EXERCISE:
Can you find the lines of the listing that include "Test" and copy every one?

Records from a collection of figures:
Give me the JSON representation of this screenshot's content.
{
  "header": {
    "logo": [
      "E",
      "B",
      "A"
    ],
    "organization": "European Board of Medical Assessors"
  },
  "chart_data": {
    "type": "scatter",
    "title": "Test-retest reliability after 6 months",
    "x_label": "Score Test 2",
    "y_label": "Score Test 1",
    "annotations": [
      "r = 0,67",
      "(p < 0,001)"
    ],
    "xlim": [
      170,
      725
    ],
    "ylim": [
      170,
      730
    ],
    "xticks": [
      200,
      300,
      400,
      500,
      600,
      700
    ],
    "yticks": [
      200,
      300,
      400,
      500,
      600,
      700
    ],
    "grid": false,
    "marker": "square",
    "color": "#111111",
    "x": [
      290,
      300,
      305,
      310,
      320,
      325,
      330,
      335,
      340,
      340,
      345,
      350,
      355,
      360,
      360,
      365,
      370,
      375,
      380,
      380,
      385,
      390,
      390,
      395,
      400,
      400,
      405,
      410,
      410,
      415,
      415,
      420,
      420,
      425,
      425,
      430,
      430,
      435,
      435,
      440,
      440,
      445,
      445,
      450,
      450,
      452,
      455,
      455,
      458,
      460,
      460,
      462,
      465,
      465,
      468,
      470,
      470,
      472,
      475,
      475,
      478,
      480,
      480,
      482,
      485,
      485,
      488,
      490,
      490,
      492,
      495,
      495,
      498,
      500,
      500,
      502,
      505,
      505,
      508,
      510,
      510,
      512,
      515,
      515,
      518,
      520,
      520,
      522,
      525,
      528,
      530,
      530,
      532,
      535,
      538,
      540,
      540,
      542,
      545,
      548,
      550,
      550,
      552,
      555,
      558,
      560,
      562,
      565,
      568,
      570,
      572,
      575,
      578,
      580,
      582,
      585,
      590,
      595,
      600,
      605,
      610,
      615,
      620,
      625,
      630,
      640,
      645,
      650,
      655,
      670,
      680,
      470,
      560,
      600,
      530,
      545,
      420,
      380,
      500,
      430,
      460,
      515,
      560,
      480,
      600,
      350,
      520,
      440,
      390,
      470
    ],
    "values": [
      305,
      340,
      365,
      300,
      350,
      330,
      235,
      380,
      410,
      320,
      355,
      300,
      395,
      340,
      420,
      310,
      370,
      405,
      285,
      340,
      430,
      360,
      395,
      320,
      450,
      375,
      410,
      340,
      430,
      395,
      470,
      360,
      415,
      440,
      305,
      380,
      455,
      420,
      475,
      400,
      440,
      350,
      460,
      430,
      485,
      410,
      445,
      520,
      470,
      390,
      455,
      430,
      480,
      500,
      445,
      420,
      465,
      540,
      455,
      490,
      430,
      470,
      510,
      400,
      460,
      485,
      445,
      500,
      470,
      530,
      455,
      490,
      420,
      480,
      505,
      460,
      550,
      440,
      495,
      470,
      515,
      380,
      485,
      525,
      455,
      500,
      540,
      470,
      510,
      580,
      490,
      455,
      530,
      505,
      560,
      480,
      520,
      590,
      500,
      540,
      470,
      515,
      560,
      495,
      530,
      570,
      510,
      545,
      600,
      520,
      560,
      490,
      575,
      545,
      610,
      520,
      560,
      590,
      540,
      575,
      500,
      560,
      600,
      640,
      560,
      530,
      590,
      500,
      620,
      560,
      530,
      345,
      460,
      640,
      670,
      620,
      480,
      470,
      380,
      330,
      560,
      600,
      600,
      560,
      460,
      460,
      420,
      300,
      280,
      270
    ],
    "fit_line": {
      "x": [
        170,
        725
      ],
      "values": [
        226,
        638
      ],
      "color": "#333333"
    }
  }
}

REPLY:
    "title": "Test-retest reliability after 6 months",
    "x_label": "Score Test 2",
    "y_label": "Score Test 1",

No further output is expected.